To be done: The entries below should be given again exactly, minus their pictures.

--- START OF Given data ---

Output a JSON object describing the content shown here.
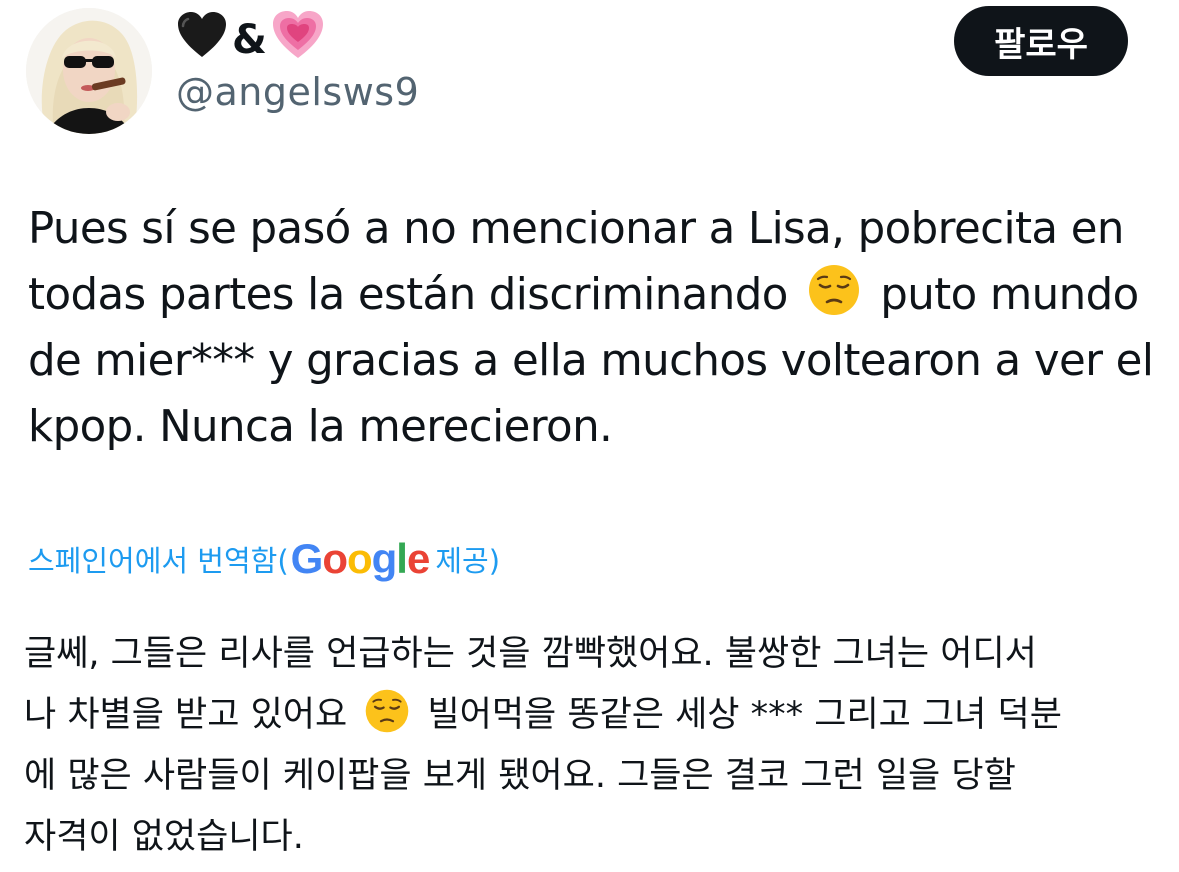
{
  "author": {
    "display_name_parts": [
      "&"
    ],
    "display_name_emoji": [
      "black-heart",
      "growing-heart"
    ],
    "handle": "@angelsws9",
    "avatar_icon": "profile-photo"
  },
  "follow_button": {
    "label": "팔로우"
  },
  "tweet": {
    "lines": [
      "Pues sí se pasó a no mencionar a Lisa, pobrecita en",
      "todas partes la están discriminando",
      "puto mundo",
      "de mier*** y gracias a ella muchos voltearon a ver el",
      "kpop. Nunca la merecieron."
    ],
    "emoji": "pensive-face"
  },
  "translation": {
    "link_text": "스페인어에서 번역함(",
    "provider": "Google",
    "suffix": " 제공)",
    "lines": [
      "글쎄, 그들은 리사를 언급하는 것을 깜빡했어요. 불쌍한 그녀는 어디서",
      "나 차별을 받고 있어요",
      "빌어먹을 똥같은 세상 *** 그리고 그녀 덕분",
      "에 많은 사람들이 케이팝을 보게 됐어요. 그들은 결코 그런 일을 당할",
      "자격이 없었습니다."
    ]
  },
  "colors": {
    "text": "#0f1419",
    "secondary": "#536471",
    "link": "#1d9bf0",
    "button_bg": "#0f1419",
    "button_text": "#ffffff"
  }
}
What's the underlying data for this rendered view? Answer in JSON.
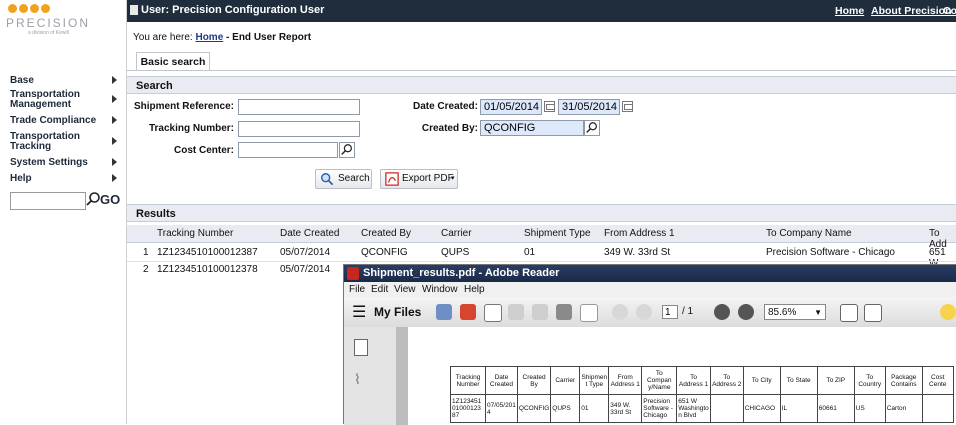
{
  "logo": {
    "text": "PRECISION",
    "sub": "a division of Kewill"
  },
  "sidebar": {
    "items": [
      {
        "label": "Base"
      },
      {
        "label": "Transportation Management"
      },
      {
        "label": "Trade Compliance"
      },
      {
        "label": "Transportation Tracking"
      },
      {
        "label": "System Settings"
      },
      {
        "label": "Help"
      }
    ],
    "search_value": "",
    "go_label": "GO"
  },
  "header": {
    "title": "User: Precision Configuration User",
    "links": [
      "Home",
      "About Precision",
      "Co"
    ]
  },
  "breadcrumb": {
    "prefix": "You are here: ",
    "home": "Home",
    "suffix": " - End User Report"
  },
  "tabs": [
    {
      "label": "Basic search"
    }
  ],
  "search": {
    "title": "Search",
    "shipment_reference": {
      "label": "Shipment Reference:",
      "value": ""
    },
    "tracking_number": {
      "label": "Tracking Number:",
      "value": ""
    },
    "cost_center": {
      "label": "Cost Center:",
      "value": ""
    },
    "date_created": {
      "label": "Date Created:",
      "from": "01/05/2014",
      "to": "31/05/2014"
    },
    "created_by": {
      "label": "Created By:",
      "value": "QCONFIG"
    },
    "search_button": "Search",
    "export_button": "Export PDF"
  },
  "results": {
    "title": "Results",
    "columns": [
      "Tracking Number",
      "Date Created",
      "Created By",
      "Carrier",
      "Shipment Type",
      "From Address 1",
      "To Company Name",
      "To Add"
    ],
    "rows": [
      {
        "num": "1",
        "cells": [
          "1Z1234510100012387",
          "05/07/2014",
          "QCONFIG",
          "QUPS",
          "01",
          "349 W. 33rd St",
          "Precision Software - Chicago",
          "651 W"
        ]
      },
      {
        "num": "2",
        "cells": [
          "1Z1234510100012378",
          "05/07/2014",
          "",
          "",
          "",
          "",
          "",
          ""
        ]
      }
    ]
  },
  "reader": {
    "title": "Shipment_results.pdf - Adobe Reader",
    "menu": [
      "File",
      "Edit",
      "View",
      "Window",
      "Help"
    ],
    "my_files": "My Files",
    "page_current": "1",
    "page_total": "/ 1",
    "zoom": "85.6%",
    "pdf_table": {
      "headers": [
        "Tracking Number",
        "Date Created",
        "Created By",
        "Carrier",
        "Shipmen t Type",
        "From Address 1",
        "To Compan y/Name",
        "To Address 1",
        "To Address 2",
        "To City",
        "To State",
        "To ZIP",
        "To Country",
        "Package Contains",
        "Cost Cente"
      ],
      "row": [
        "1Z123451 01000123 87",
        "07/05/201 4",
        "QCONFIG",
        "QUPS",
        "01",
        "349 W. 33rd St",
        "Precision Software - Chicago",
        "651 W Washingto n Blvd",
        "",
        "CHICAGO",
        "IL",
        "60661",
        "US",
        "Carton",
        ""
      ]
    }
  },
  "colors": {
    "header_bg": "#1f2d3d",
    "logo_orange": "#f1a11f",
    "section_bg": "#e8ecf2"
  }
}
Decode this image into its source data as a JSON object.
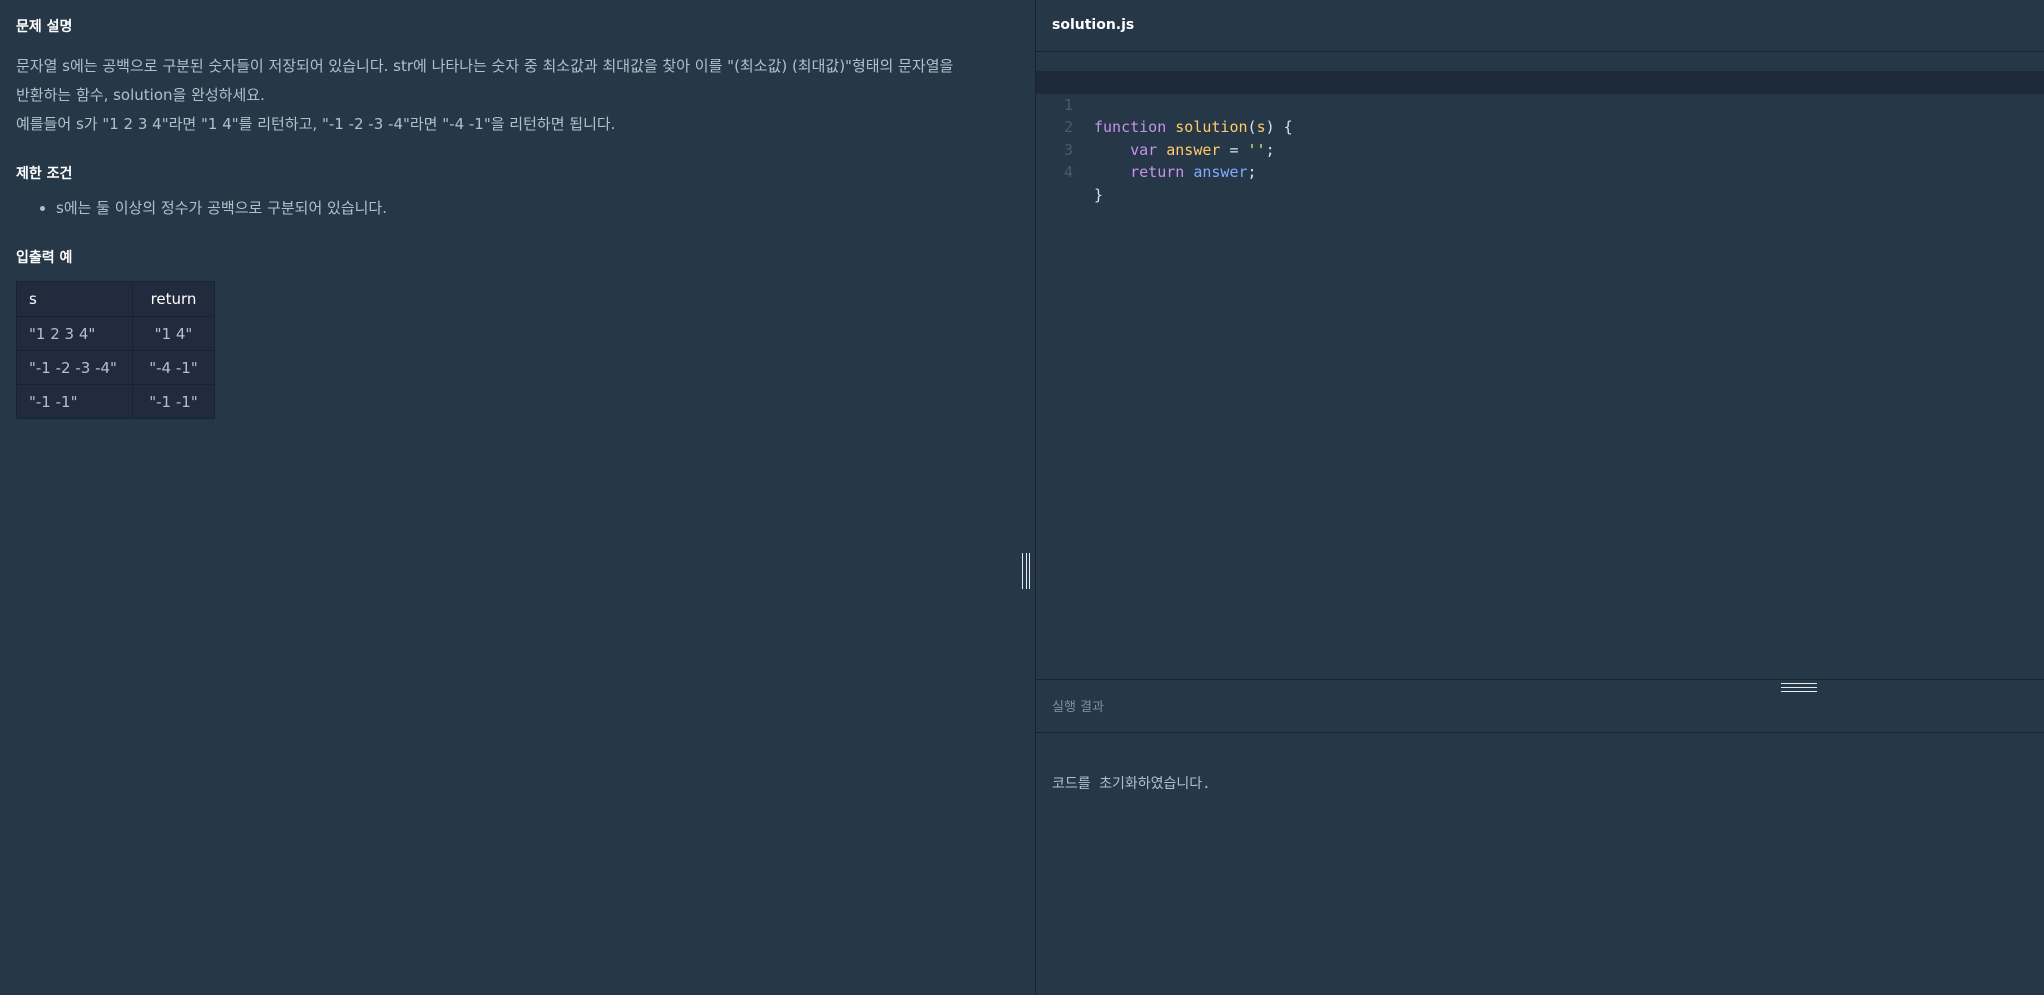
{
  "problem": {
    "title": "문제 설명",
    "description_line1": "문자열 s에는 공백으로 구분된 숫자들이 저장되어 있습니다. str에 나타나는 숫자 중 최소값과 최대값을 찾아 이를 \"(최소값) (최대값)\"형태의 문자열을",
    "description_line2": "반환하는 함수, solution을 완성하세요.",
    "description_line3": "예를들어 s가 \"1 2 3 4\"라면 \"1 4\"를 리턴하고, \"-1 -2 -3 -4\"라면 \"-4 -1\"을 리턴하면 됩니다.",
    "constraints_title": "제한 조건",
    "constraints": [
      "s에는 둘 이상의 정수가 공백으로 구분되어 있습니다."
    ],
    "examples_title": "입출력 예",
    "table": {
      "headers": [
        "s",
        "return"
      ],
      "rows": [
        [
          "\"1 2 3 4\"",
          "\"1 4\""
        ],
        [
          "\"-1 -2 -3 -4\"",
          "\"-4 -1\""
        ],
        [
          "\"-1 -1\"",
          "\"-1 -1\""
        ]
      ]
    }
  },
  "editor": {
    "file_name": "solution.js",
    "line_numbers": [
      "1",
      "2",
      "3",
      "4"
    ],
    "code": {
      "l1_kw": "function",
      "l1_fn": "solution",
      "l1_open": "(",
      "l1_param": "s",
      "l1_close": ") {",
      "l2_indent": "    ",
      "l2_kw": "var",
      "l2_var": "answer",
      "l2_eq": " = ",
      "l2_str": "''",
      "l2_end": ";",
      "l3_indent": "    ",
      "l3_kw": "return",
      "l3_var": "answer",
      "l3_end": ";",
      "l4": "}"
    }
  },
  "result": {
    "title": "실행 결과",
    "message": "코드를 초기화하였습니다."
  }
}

--- END OF Given data ---

Response to this exercise:
Output a JSON object describing the content shown here.
{
  "author": {
    "display_name_parts": [
      "&"
    ],
    "display_name_emoji": [
      "black-heart",
      "growing-heart"
    ],
    "handle": "@angelsws9",
    "avatar_icon": "profile-photo"
  },
  "follow_button": {
    "label": "팔로우"
  },
  "tweet": {
    "lines": [
      "Pues sí se pasó a no mencionar a Lisa, pobrecita en",
      "todas partes la están discriminando",
      "puto mundo",
      "de mier*** y gracias a ella muchos voltearon a ver el",
      "kpop. Nunca la merecieron."
    ],
    "emoji": "pensive-face"
  },
  "translation": {
    "link_text": "스페인어에서 번역함(",
    "provider": "Google",
    "suffix": " 제공)",
    "lines": [
      "글쎄, 그들은 리사를 언급하는 것을 깜빡했어요. 불쌍한 그녀는 어디서",
      "나 차별을 받고 있어요",
      "빌어먹을 똥같은 세상 *** 그리고 그녀 덕분",
      "에 많은 사람들이 케이팝을 보게 됐어요. 그들은 결코 그런 일을 당할",
      "자격이 없었습니다."
    ]
  },
  "colors": {
    "text": "#0f1419",
    "secondary": "#536471",
    "link": "#1d9bf0",
    "button_bg": "#0f1419",
    "button_text": "#ffffff"
  }
}
What's the underlying data for this rendered view? Answer in JSON.
{
  "logo": {
    "text": "PRECISION",
    "sub": "a division of Kewill"
  },
  "sidebar": {
    "items": [
      {
        "label": "Base"
      },
      {
        "label": "Transportation Management"
      },
      {
        "label": "Trade Compliance"
      },
      {
        "label": "Transportation Tracking"
      },
      {
        "label": "System Settings"
      },
      {
        "label": "Help"
      }
    ],
    "search_value": "",
    "go_label": "GO"
  },
  "header": {
    "title": "User: Precision Configuration User",
    "links": [
      "Home",
      "About Precision",
      "Co"
    ]
  },
  "breadcrumb": {
    "prefix": "You are here: ",
    "home": "Home",
    "suffix": " - End User Report"
  },
  "tabs": [
    {
      "label": "Basic search"
    }
  ],
  "search": {
    "title": "Search",
    "shipment_reference": {
      "label": "Shipment Reference:",
      "value": ""
    },
    "tracking_number": {
      "label": "Tracking Number:",
      "value": ""
    },
    "cost_center": {
      "label": "Cost Center:",
      "value": ""
    },
    "date_created": {
      "label": "Date Created:",
      "from": "01/05/2014",
      "to": "31/05/2014"
    },
    "created_by": {
      "label": "Created By:",
      "value": "QCONFIG"
    },
    "search_button": "Search",
    "export_button": "Export PDF"
  },
  "results": {
    "title": "Results",
    "columns": [
      "Tracking Number",
      "Date Created",
      "Created By",
      "Carrier",
      "Shipment Type",
      "From Address 1",
      "To Company Name",
      "To Add"
    ],
    "rows": [
      {
        "num": "1",
        "cells": [
          "1Z1234510100012387",
          "05/07/2014",
          "QCONFIG",
          "QUPS",
          "01",
          "349 W. 33rd St",
          "Precision Software - Chicago",
          "651 W"
        ]
      },
      {
        "num": "2",
        "cells": [
          "1Z1234510100012378",
          "05/07/2014",
          "",
          "",
          "",
          "",
          "",
          ""
        ]
      }
    ]
  },
  "reader": {
    "title": "Shipment_results.pdf - Adobe Reader",
    "menu": [
      "File",
      "Edit",
      "View",
      "Window",
      "Help"
    ],
    "my_files": "My Files",
    "page_current": "1",
    "page_total": "/ 1",
    "zoom": "85.6%",
    "pdf_table": {
      "headers": [
        "Tracking Number",
        "Date Created",
        "Created By",
        "Carrier",
        "Shipmen t Type",
        "From Address 1",
        "To Compan y/Name",
        "To Address 1",
        "To Address 2",
        "To City",
        "To State",
        "To ZIP",
        "To Country",
        "Package Contains",
        "Cost Cente"
      ],
      "row": [
        "1Z123451 01000123 87",
        "07/05/201 4",
        "QCONFIG",
        "QUPS",
        "01",
        "349 W. 33rd St",
        "Precision Software - Chicago",
        "651 W Washingto n Blvd",
        "",
        "CHICAGO",
        "IL",
        "60661",
        "US",
        "Carton",
        ""
      ]
    }
  },
  "colors": {
    "header_bg": "#1f2d3d",
    "logo_orange": "#f1a11f",
    "section_bg": "#e8ecf2"
  }
}
Decode this image into its source data as a JSON object.
{
  "problem": {
    "title": "문제 설명",
    "description_line1": "문자열 s에는 공백으로 구분된 숫자들이 저장되어 있습니다. str에 나타나는 숫자 중 최소값과 최대값을 찾아 이를 \"(최소값) (최대값)\"형태의 문자열을",
    "description_line2": "반환하는 함수, solution을 완성하세요.",
    "description_line3": "예를들어 s가 \"1 2 3 4\"라면 \"1 4\"를 리턴하고, \"-1 -2 -3 -4\"라면 \"-4 -1\"을 리턴하면 됩니다.",
    "constraints_title": "제한 조건",
    "constraints": [
      "s에는 둘 이상의 정수가 공백으로 구분되어 있습니다."
    ],
    "examples_title": "입출력 예",
    "table": {
      "headers": [
        "s",
        "return"
      ],
      "rows": [
        [
          "\"1 2 3 4\"",
          "\"1 4\""
        ],
        [
          "\"-1 -2 -3 -4\"",
          "\"-4 -1\""
        ],
        [
          "\"-1 -1\"",
          "\"-1 -1\""
        ]
      ]
    }
  },
  "editor": {
    "file_name": "solution.js",
    "line_numbers": [
      "1",
      "2",
      "3",
      "4"
    ],
    "code": {
      "l1_kw": "function",
      "l1_fn": "solution",
      "l1_open": "(",
      "l1_param": "s",
      "l1_close": ") {",
      "l2_indent": "    ",
      "l2_kw": "var",
      "l2_var": "answer",
      "l2_eq": " = ",
      "l2_str": "''",
      "l2_end": ";",
      "l3_indent": "    ",
      "l3_kw": "return",
      "l3_var": "answer",
      "l3_end": ";",
      "l4": "}"
    }
  },
  "result": {
    "title": "실행 결과",
    "message": "코드를 초기화하였습니다."
  }
}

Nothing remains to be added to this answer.